■ Selected excerpt
=======

The mean (shown as the solid lines) and standard deviations
(σ, shown as the shaded area) for the downscaled final land type (FLT)
areas when propagating the parameter uncertainties into the GCAM-projected
land use and land cover change downscaling in the 21st century. The black and
red colors represent using the top 5 % and 10 % parameters,
respectively.
Discussion
To date, there have been only a handful of methods for downscaling projected
global land use and land cover change. For example, Hoskins et al. (2016)

=======

■ Tasks
a) Decide whether each statement agrees with the excerpt on land cover downscaling, answering yes or no and quoting the deciding words: (i) the shaded area shows the standard deviations; (ii) the red color represents using the top 5 % parameters; (iii) many methods exist for downscaling projected global land use and land cover change.
b) Echo from the excerpt on land cover downscaling everything from "areas when propagating" down to "respectively.".

Stored data entries:

=======

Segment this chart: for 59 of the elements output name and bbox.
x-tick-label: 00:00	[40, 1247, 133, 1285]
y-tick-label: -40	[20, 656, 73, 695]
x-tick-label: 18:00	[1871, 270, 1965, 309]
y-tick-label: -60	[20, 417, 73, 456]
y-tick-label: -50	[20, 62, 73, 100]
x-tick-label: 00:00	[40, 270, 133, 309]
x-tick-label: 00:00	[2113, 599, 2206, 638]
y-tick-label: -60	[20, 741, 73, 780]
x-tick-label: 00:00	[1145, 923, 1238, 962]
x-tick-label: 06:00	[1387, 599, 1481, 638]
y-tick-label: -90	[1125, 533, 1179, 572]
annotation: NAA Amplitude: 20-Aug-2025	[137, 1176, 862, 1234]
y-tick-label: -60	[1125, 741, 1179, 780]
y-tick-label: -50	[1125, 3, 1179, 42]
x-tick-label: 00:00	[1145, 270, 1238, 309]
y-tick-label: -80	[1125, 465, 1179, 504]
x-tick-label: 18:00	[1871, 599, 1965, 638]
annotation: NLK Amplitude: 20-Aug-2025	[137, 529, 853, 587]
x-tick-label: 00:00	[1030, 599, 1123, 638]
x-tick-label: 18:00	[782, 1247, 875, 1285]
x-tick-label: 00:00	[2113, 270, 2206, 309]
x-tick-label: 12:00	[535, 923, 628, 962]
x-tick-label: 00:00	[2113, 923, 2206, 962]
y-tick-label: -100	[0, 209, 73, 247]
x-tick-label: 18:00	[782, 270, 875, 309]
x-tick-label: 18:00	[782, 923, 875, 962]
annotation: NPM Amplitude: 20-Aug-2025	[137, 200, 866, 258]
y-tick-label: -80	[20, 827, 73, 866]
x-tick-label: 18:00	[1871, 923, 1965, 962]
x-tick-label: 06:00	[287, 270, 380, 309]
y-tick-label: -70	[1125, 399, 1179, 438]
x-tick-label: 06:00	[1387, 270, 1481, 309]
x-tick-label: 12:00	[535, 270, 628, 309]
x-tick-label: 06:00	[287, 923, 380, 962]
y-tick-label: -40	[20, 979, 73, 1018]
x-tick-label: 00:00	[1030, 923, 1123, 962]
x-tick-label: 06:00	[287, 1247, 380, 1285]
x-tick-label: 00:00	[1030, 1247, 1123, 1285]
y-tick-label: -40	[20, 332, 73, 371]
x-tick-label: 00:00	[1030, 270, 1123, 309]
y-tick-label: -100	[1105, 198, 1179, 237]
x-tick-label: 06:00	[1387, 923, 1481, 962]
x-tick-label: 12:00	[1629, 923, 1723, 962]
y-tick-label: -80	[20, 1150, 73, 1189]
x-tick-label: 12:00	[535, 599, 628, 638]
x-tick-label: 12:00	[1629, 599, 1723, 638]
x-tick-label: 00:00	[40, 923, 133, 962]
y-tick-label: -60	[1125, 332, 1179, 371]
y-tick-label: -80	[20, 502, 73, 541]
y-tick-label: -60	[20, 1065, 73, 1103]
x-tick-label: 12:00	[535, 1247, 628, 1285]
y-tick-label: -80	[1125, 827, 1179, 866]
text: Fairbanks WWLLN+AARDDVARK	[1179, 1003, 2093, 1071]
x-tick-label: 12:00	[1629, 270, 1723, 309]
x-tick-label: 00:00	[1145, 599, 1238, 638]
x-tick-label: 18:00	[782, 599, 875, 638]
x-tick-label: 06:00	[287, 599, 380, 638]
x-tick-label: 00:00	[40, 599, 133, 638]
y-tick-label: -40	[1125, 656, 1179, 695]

=======

■ Answers in order
a)
(i) Yes: "standard deviations (σ, shown as the shaded area)"
(ii) No: "The black and red colors represent using the top 5 % and 10 % parameters, respectively."
(iii) No: "there have been only a handful of methods for downscaling projected global land use and land cover change"

b)
areas when propagating the parameter uncertainties into the GCAM-projected
land use and land cover change downscaling in the 21st century. The black and
red colors represent using the top 5 % and 10 % parameters,
respectively.